## [TASK DESCRIPTION]
Carry none of the pictures over; set down the material below exactly.

## [INPUT DATA]
........

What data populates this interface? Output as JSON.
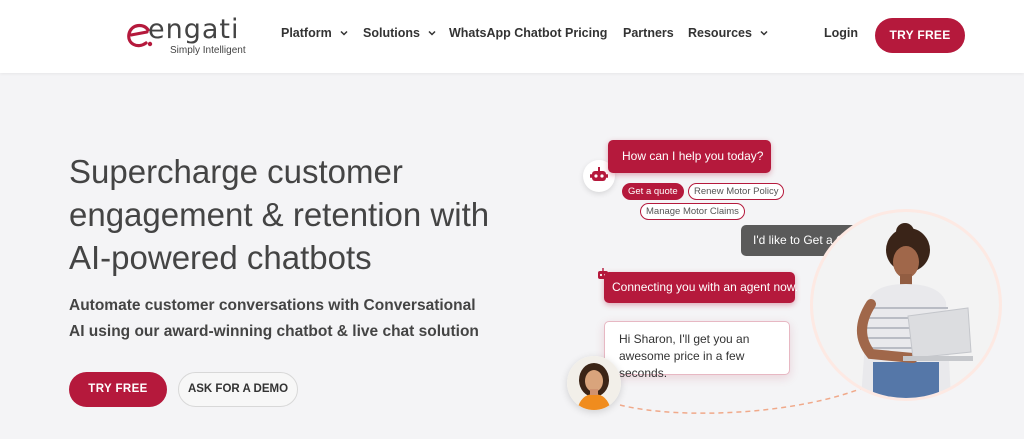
{
  "brand": {
    "name": "engati",
    "tagline": "Simply Intelligent",
    "accent": "#b5193c"
  },
  "nav": {
    "items": [
      {
        "label": "Platform",
        "dropdown": true
      },
      {
        "label": "Solutions",
        "dropdown": true
      },
      {
        "label": "WhatsApp Chatbot",
        "dropdown": false
      },
      {
        "label": "Pricing",
        "dropdown": false
      },
      {
        "label": "Partners",
        "dropdown": false
      },
      {
        "label": "Resources",
        "dropdown": true
      }
    ],
    "login": "Login",
    "cta": "TRY FREE"
  },
  "hero": {
    "title": "Supercharge customer engagement & retention with AI-powered chatbots",
    "subtitle": "Automate customer conversations with Conversational AI using our award-winning chatbot & live chat solution",
    "primary_button": "TRY FREE",
    "secondary_button": "ASK FOR A DEMO"
  },
  "chat": {
    "bot_greeting": "How can I help you today?",
    "chips": [
      "Get a quote",
      "Renew Motor Policy",
      "Manage Motor Claims"
    ],
    "user_message": "I'd like to Get a Quote.",
    "bot_connecting": "Connecting you with an agent now.",
    "agent_message": "Hi Sharon, I'll get you an awesome price in a few seconds."
  }
}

........

## [WRITTEN SOLUTION]
What data populates this interface? Output as JSON.
{
  "brand": {
    "name": "engati",
    "tagline": "Simply Intelligent",
    "accent": "#b5193c"
  },
  "nav": {
    "items": [
      {
        "label": "Platform",
        "dropdown": true
      },
      {
        "label": "Solutions",
        "dropdown": true
      },
      {
        "label": "WhatsApp Chatbot",
        "dropdown": false
      },
      {
        "label": "Pricing",
        "dropdown": false
      },
      {
        "label": "Partners",
        "dropdown": false
      },
      {
        "label": "Resources",
        "dropdown": true
      }
    ],
    "login": "Login",
    "cta": "TRY FREE"
  },
  "hero": {
    "title": "Supercharge customer engagement & retention with AI-powered chatbots",
    "subtitle": "Automate customer conversations with Conversational AI using our award-winning chatbot & live chat solution",
    "primary_button": "TRY FREE",
    "secondary_button": "ASK FOR A DEMO"
  },
  "chat": {
    "bot_greeting": "How can I help you today?",
    "chips": [
      "Get a quote",
      "Renew Motor Policy",
      "Manage Motor Claims"
    ],
    "user_message": "I'd like to Get a Quote.",
    "bot_connecting": "Connecting you with an agent now.",
    "agent_message": "Hi Sharon, I'll get you an awesome price in a few seconds."
  }
}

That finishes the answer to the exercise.